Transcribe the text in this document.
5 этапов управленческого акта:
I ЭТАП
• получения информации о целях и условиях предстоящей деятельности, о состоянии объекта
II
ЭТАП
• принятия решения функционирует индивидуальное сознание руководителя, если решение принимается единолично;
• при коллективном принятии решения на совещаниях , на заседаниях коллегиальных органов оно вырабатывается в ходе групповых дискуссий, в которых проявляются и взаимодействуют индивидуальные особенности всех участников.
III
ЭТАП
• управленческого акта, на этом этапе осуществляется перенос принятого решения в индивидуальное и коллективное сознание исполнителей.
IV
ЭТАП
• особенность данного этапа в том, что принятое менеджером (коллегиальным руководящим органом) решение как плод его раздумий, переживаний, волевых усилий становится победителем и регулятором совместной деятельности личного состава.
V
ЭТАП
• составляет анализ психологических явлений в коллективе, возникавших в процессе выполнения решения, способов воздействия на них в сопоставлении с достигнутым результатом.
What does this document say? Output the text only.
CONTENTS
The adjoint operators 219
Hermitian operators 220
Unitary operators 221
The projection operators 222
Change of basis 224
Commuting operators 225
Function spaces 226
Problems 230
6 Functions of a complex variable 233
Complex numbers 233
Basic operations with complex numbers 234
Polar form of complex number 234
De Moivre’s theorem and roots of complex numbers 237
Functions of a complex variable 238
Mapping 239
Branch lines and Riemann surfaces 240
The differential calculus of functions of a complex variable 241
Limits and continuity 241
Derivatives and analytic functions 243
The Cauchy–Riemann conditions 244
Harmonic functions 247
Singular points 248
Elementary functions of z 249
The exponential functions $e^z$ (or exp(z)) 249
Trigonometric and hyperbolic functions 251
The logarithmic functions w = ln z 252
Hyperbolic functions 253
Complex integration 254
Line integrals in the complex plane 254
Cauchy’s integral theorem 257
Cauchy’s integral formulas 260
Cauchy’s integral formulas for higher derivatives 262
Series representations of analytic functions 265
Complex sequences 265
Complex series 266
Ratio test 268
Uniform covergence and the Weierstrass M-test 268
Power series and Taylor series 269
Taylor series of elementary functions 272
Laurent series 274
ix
#####
What is expected: Exactly reproduce the lines beginning with the one that contains "What does this" and ending with the last line of the material, both included. Leave out everything else.

Answer in full:
What does this document say? Output the text only.
CONTENTS
The adjoint operators 219
Hermitian operators 220
Unitary operators 221
The projection operators 222
Change of basis 224
Commuting operators 225
Function spaces 226
Problems 230
6 Functions of a complex variable 233
Complex numbers 233
Basic operations with complex numbers 234
Polar form of complex number 234
De Moivre’s theorem and roots of complex numbers 237
Functions of a complex variable 238
Mapping 239
Branch lines and Riemann surfaces 240
The differential calculus of functions of a complex variable 241
Limits and continuity 241
Derivatives and analytic functions 243
The Cauchy–Riemann conditions 244
Harmonic functions 247
Singular points 248
Elementary functions of z 249
The exponential functions $e^z$ (or exp(z)) 249
Trigonometric and hyperbolic functions 251
The logarithmic functions w = ln z 252
Hyperbolic functions 253
Complex integration 254
Line integrals in the complex plane 254
Cauchy’s integral theorem 257
Cauchy’s integral formulas 260
Cauchy’s integral formulas for higher derivatives 262
Series representations of analytic functions 265
Complex sequences 265
Complex series 266
Ratio test 268
Uniform covergence and the Weierstrass M-test 268
Power series and Taylor series 269
Taylor series of elementary functions 272
Laurent series 274
ix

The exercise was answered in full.